> Dataset records:
-------------------------

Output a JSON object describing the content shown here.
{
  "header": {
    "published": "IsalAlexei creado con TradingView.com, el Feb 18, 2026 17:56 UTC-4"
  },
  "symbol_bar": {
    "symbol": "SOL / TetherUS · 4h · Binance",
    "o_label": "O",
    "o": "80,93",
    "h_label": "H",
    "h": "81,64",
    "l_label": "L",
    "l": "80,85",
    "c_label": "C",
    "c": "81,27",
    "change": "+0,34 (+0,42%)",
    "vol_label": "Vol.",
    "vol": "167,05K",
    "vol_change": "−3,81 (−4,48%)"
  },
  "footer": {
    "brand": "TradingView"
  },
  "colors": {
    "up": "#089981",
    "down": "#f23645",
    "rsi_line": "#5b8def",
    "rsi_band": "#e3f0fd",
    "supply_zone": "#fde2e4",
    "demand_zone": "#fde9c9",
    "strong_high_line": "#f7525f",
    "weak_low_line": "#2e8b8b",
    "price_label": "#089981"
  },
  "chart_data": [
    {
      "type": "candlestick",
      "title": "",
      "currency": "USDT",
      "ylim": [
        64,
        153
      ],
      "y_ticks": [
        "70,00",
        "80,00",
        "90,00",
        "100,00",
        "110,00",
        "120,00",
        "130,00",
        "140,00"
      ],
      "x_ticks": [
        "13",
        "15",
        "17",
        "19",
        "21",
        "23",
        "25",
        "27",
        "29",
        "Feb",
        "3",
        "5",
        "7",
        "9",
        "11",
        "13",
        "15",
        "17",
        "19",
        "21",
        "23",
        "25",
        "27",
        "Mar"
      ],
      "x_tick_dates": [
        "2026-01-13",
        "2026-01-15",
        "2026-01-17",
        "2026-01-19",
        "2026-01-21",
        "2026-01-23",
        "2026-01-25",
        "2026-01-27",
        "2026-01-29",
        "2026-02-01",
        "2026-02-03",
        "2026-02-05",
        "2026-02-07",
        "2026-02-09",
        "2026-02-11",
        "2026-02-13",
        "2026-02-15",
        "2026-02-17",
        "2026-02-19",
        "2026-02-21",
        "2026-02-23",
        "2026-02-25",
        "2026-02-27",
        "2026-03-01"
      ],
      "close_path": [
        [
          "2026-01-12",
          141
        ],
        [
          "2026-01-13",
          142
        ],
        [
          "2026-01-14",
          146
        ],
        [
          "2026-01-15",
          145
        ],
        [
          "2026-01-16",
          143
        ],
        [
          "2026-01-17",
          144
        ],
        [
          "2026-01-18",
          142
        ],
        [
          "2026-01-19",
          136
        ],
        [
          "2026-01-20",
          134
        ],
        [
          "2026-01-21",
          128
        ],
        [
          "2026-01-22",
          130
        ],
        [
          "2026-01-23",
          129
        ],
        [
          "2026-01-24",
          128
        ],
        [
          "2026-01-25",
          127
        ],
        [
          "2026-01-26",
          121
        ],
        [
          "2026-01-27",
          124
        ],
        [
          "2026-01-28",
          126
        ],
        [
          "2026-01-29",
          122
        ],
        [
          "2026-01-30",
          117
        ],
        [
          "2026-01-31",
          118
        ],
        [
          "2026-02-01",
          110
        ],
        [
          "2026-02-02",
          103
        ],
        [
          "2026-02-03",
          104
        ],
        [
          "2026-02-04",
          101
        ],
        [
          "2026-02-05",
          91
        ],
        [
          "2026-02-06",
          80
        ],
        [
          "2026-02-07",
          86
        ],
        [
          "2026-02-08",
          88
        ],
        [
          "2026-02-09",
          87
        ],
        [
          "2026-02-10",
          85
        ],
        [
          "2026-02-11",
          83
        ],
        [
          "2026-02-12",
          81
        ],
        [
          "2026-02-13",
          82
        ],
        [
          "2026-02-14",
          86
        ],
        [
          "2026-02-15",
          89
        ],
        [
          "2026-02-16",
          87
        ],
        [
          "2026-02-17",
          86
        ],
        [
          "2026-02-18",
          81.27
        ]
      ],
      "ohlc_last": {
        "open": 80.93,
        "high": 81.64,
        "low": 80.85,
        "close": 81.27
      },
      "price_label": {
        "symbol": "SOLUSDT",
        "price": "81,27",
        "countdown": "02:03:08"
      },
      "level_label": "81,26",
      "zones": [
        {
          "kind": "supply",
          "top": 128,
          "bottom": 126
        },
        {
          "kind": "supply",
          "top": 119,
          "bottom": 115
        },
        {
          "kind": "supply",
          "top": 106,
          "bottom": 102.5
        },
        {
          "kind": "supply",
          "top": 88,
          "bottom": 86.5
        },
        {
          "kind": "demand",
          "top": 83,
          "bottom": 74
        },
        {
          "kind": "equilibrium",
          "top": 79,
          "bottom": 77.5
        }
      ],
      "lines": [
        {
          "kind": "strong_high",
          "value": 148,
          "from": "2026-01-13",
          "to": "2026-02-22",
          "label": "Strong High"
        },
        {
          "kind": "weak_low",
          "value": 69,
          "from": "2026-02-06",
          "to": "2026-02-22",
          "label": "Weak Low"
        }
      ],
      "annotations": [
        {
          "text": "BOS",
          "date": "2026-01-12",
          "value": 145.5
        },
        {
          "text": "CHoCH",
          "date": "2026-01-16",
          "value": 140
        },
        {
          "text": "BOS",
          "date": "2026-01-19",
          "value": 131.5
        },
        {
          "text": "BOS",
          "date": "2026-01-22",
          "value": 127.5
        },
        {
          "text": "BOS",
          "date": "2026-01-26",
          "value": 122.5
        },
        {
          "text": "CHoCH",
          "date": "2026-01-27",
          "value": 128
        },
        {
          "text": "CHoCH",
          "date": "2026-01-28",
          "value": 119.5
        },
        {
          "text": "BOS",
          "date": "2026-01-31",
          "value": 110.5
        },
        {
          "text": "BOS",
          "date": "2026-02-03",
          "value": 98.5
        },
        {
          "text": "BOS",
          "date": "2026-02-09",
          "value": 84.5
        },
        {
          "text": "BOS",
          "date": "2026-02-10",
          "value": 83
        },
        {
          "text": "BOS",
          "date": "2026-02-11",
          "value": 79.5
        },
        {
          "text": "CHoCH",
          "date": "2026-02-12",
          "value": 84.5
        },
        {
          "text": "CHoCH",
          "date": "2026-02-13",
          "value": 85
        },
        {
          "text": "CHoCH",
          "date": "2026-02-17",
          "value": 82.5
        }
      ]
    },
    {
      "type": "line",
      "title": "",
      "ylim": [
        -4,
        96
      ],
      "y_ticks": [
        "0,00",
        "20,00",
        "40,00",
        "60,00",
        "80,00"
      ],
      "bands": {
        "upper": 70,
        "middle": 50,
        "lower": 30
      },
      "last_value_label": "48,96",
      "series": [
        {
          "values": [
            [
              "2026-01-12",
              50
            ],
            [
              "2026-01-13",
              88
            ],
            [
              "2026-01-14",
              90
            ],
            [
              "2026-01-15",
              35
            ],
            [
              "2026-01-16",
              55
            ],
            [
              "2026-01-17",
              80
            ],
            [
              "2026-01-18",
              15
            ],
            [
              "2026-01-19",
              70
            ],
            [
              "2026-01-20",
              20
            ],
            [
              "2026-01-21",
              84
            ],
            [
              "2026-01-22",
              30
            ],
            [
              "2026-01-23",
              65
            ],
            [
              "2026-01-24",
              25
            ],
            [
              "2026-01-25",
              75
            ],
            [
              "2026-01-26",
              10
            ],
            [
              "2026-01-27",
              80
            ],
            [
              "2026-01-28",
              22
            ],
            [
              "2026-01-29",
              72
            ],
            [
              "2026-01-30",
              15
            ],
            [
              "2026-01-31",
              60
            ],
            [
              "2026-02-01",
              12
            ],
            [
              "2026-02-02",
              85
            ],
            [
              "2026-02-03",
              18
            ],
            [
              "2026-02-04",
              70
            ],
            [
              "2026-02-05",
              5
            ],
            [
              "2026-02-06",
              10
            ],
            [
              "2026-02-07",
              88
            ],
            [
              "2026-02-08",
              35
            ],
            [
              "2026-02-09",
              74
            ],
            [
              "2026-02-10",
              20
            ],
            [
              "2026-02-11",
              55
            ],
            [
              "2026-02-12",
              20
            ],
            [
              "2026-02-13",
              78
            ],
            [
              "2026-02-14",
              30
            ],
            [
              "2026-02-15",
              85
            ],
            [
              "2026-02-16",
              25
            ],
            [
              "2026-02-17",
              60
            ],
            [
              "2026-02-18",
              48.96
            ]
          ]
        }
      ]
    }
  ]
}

-------------------------

Using the listing, say how many lines include the word "bottom", and add nothing else.

> Answer to this task: 6